### Goal:
Pick out and copy every line below that has the word "icon".

□ □ □

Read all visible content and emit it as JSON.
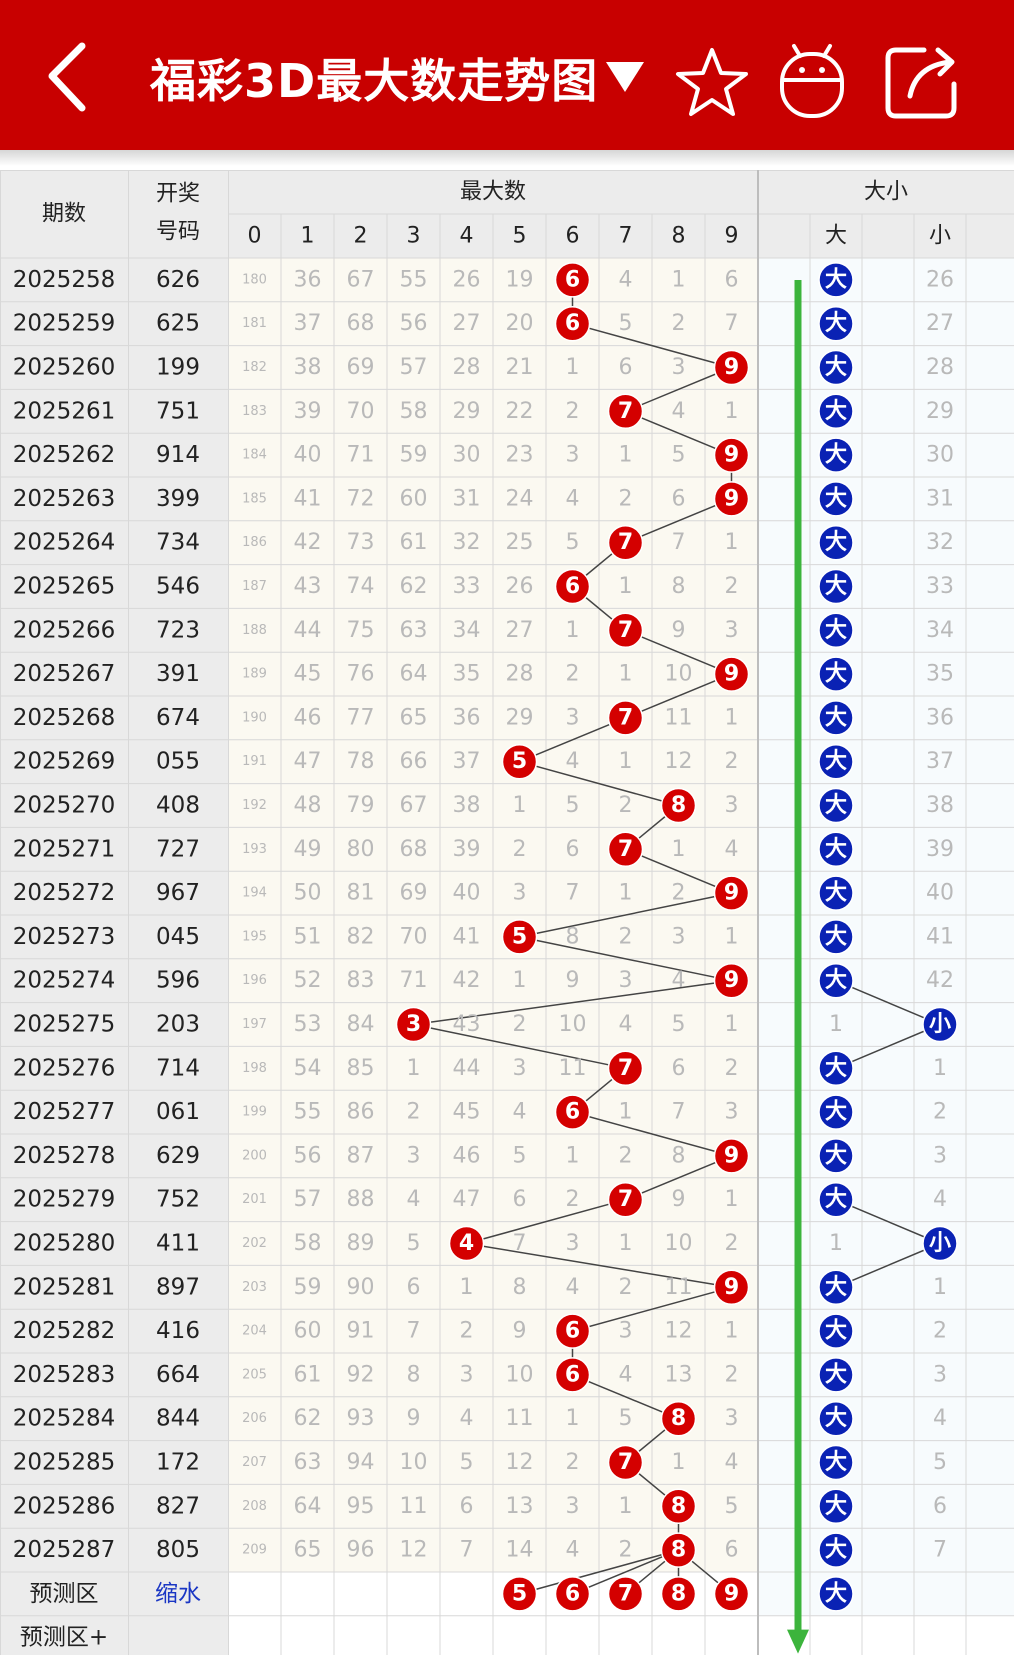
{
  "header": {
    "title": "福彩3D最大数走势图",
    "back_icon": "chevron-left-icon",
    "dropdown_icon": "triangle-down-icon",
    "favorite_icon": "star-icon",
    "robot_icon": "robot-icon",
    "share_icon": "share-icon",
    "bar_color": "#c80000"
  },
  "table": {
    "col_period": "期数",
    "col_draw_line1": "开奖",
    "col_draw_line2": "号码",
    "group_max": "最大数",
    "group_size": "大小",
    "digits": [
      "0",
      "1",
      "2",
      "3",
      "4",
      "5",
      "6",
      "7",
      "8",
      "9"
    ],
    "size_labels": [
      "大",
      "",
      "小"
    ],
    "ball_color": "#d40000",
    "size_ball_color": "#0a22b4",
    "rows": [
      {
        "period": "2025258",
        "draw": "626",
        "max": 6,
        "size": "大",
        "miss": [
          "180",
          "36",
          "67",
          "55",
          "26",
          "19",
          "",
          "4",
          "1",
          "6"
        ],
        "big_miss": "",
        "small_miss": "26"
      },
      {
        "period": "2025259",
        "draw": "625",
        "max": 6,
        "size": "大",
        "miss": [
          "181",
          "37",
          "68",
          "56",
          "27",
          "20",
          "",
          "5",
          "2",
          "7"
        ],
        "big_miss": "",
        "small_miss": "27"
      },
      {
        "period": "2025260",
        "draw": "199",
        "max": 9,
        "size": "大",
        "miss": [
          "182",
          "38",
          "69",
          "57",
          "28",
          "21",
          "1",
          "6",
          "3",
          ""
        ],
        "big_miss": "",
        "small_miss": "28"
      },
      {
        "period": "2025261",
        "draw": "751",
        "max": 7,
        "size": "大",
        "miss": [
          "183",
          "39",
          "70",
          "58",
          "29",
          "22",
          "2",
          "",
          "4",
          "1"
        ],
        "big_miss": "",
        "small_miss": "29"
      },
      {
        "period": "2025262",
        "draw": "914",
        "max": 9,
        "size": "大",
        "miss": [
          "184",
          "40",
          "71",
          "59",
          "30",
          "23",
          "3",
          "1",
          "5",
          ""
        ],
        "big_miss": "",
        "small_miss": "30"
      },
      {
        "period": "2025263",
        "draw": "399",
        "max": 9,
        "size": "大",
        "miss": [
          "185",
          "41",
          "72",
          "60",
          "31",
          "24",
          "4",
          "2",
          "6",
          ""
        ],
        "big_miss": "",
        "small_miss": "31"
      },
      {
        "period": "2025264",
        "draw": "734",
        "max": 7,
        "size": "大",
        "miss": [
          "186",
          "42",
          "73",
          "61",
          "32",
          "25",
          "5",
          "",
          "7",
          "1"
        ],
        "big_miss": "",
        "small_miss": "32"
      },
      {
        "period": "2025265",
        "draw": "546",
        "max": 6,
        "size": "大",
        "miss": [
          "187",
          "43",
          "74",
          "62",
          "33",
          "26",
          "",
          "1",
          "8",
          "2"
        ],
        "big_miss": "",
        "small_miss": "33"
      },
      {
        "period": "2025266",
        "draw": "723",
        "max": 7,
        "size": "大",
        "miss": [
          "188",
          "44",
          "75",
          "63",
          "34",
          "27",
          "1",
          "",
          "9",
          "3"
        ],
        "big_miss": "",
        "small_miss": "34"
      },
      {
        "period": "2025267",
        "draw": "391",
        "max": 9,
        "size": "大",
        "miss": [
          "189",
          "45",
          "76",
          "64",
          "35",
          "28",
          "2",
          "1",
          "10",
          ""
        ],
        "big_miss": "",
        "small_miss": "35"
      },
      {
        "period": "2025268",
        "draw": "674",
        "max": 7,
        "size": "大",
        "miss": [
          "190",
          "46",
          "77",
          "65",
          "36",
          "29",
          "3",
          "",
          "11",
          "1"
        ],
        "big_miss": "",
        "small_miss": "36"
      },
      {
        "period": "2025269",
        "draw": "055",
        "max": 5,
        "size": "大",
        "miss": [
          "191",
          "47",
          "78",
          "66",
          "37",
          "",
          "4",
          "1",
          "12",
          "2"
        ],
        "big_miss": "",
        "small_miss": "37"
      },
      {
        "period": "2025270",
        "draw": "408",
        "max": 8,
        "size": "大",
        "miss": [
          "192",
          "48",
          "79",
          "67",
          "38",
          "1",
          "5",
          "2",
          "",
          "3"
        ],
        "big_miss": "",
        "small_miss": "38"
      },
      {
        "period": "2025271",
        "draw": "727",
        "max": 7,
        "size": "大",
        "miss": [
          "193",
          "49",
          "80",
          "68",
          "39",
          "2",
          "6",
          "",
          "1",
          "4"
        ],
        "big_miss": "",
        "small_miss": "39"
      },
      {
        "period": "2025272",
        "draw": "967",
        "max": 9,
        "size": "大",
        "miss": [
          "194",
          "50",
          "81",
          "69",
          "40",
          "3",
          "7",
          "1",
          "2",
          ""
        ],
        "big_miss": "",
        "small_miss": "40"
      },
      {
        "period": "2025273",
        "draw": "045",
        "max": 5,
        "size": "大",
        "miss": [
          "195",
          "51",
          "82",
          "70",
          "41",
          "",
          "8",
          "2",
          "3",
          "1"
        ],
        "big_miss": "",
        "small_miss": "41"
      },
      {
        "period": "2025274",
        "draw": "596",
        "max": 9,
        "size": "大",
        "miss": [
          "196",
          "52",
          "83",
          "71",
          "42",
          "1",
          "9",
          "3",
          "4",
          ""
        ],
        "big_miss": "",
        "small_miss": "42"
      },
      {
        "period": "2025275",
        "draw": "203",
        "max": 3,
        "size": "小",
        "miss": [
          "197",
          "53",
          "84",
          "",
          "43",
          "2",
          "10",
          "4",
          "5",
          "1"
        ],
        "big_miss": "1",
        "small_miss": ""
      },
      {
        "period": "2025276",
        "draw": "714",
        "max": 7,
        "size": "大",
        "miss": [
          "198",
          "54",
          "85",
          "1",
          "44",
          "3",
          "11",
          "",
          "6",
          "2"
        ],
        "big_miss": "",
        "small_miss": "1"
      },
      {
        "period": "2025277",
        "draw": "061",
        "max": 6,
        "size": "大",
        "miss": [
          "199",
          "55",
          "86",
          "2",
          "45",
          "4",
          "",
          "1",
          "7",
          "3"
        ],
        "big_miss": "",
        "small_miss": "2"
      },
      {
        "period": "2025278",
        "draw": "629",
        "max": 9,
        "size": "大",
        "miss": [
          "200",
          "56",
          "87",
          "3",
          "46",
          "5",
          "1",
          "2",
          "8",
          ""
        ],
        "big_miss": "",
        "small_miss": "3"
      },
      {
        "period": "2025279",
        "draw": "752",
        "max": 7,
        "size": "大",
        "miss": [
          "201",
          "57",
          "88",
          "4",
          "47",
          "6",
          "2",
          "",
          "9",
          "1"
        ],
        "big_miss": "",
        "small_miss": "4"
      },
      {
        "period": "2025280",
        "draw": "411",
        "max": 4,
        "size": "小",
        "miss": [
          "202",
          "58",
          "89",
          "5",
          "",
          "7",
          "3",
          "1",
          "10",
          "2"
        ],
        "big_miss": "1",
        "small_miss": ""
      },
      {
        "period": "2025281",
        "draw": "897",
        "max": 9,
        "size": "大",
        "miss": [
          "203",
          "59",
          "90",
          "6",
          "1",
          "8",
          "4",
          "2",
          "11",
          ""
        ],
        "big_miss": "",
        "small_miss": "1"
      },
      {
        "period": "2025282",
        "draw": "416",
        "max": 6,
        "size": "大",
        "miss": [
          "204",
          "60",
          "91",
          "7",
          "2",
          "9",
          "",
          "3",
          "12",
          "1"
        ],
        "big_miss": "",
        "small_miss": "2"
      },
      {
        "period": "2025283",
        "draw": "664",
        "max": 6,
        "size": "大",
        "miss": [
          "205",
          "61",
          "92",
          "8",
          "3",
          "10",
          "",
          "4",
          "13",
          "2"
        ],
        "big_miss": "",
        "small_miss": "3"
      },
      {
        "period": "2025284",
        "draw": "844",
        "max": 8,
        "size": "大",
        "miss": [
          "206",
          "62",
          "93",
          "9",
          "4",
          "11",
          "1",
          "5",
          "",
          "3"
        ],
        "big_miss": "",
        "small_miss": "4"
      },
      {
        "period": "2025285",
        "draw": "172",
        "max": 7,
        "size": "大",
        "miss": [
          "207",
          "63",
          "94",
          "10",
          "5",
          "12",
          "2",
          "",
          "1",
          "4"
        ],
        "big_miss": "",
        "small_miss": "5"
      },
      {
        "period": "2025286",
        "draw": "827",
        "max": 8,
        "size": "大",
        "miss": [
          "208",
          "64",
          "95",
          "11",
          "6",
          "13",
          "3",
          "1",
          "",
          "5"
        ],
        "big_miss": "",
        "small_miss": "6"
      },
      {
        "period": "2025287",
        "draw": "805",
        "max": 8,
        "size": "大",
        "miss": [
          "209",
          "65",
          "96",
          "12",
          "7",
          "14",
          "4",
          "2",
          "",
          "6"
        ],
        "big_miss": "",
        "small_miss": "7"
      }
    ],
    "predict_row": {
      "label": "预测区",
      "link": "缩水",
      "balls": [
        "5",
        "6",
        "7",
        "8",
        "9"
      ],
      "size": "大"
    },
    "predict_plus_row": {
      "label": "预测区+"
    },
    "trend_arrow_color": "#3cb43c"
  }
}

□ □ □

### Solved exercise:
    "back_icon": "chevron-left-icon",
    "dropdown_icon": "triangle-down-icon",
    "favorite_icon": "star-icon",
    "robot_icon": "robot-icon",
    "share_icon": "share-icon",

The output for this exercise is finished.